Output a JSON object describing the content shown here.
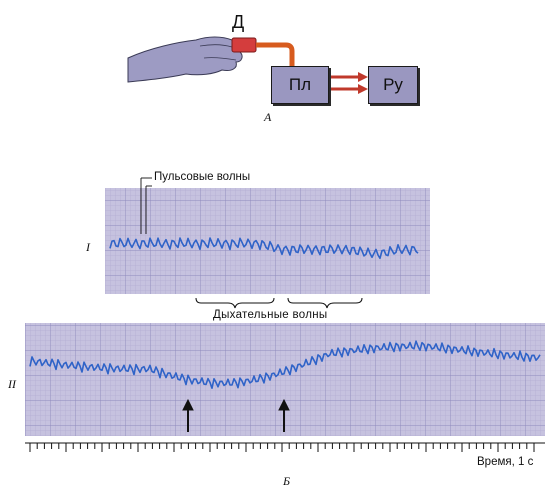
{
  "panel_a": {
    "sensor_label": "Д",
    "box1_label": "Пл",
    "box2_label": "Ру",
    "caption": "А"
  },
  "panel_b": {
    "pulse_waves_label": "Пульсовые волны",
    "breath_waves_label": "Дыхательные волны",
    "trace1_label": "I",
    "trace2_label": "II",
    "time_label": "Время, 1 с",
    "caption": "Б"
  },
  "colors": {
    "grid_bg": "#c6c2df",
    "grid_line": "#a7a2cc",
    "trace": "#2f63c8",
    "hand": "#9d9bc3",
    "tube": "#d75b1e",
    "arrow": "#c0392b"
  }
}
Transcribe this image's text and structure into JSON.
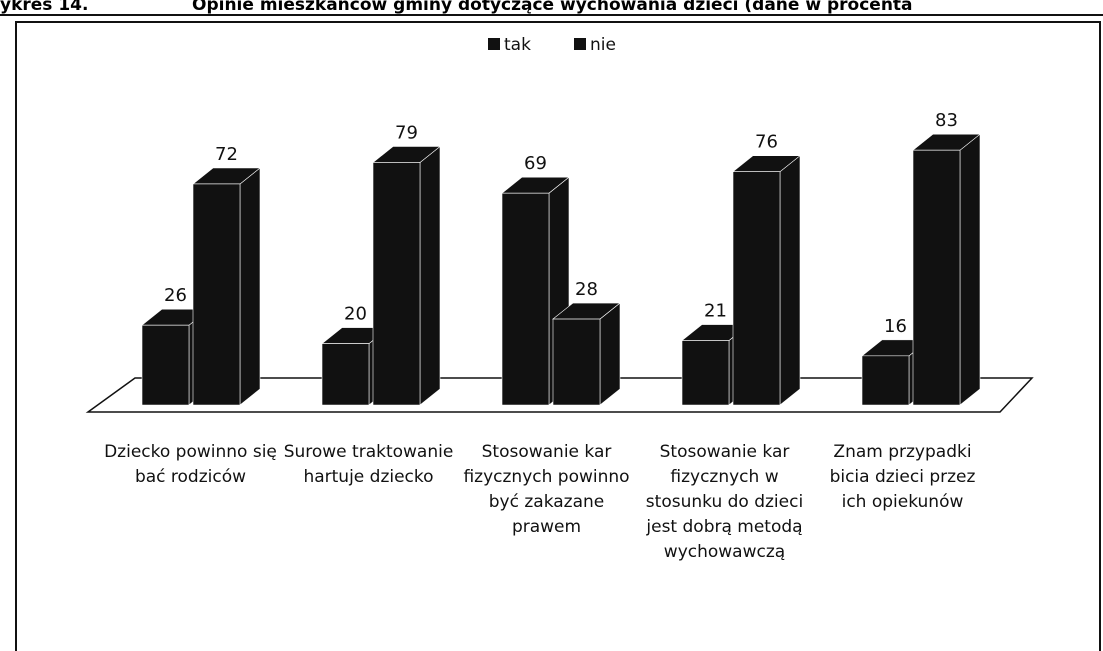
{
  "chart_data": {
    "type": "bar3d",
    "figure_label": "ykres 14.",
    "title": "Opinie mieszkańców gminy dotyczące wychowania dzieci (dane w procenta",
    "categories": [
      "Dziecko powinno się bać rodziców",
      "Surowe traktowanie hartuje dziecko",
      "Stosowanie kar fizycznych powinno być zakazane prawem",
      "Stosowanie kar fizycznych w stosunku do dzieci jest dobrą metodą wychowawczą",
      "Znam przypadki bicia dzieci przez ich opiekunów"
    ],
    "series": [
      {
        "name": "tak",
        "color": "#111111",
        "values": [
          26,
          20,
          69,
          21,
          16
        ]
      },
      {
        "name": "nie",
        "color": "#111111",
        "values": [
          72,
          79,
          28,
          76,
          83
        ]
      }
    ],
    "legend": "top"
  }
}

^^^^^^^^

(TO DO)
Print each of the records above exactly as written, leaving no picture in the copy.

(FINISHED TASK)
Output a JSON object describing the content shown here.
{
  "panel_a": {
    "sensor_label": "Д",
    "box1_label": "Пл",
    "box2_label": "Ру",
    "caption": "А"
  },
  "panel_b": {
    "pulse_waves_label": "Пульсовые волны",
    "breath_waves_label": "Дыхательные волны",
    "trace1_label": "I",
    "trace2_label": "II",
    "time_label": "Время, 1 с",
    "caption": "Б"
  },
  "colors": {
    "grid_bg": "#c6c2df",
    "grid_line": "#a7a2cc",
    "trace": "#2f63c8",
    "hand": "#9d9bc3",
    "tube": "#d75b1e",
    "arrow": "#c0392b"
  }
}
Transcribe this image's text and structure into JSON.
{
  "chart_data": {
    "type": "bar3d",
    "figure_label": "ykres 14.",
    "title": "Opinie mieszkańców gminy dotyczące wychowania dzieci (dane w procenta",
    "categories": [
      "Dziecko powinno się bać rodziców",
      "Surowe traktowanie hartuje dziecko",
      "Stosowanie kar fizycznych powinno być zakazane prawem",
      "Stosowanie kar fizycznych w stosunku do dzieci jest dobrą metodą wychowawczą",
      "Znam przypadki bicia dzieci przez ich opiekunów"
    ],
    "series": [
      {
        "name": "tak",
        "color": "#111111",
        "values": [
          26,
          20,
          69,
          21,
          16
        ]
      },
      {
        "name": "nie",
        "color": "#111111",
        "values": [
          72,
          79,
          28,
          76,
          83
        ]
      }
    ],
    "legend": "top"
  }
}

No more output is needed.